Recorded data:
------------------------------------

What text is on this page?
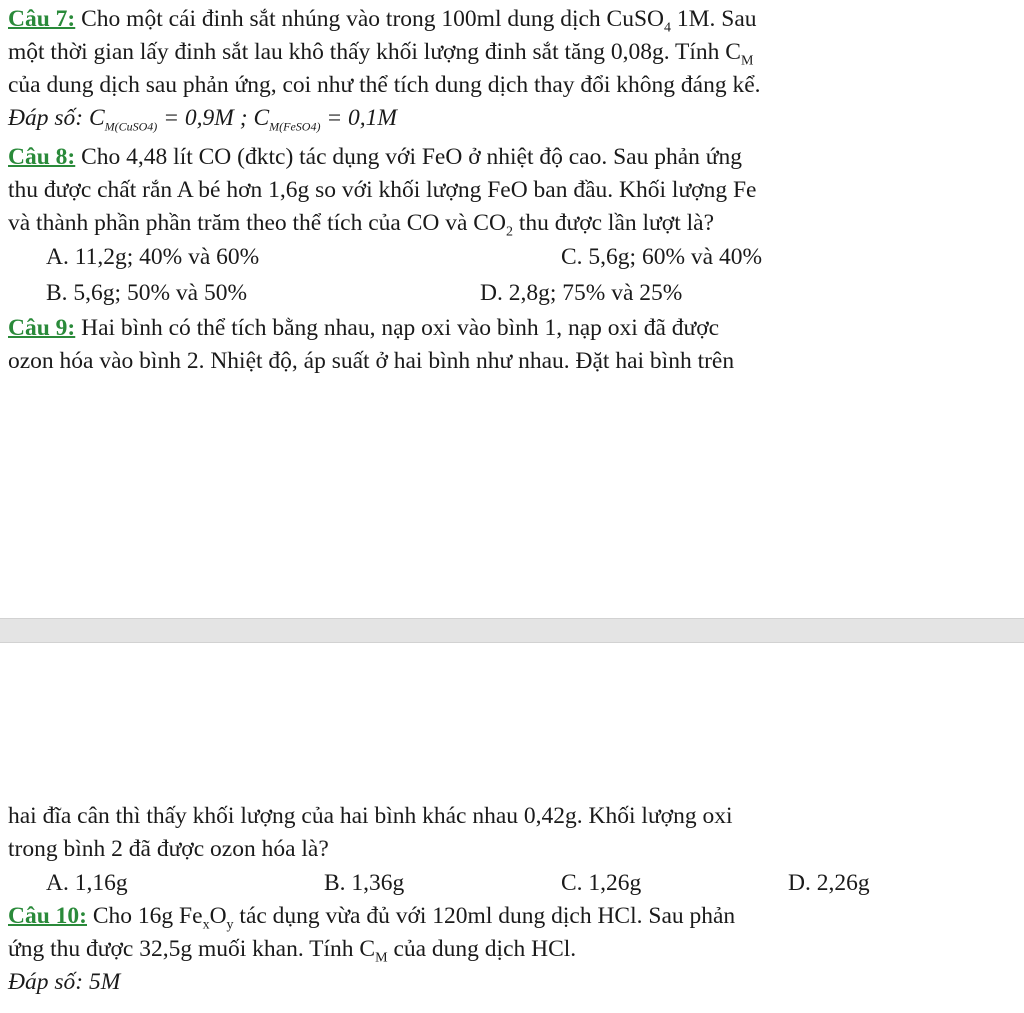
Câu 7: Cho một cái đinh sắt nhúng vào trong 100ml dung dịch CuSO$_4$ 1M. Sau
một thời gian lấy đinh sắt lau khô thấy khối lượng đinh sắt tăng 0,08g. Tính $C_M$
của dung dịch sau phản ứng, coi như thể tích dung dịch thay đổi không đáng kể.
Đáp số: $C_{M(CuSO4)} = 0,9M$ ; $C_{M(FeSO4)} = 0,1M$
Câu 8: Cho 4,48 lít CO (đktc) tác dụng với FeO ở nhiệt độ cao. Sau phản ứng
thu được chất rắn A bé hơn 1,6g so với khối lượng FeO ban đầu. Khối lượng Fe
và thành phần phần trăm theo thể tích của CO và $CO_2$ thu được lần lượt là?
A. 11,2g; 40% và 60%	C. 5,6g; 60% và 40%
B. 5,6g; 50% và 50%	D. 2,8g; 75% và 25%
Câu 9: Hai bình có thể tích bằng nhau, nạp oxi vào bình 1, nạp oxi đã được
ozon hóa vào bình 2. Nhiệt độ, áp suất ở hai bình như nhau. Đặt hai bình trên
hai đĩa cân thì thấy khối lượng của hai bình khác nhau 0,42g. Khối lượng oxi
trong bình 2 đã được ozon hóa là?
A. 1,16g	B. 1,36g	C. 1,26g	D. 2,26g
Câu 10: Cho 16g $Fe_xO_y$ tác dụng vừa đủ với 120ml dung dịch HCl. Sau phản
ứng thu được 32,5g muối khan. Tính $C_M$ của dung dịch HCl.
Đáp số: 5M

------------------------------------

Do this » Determine how many lines above contain "nhau" as a word or string. Give the number alone.

Problem solution » 3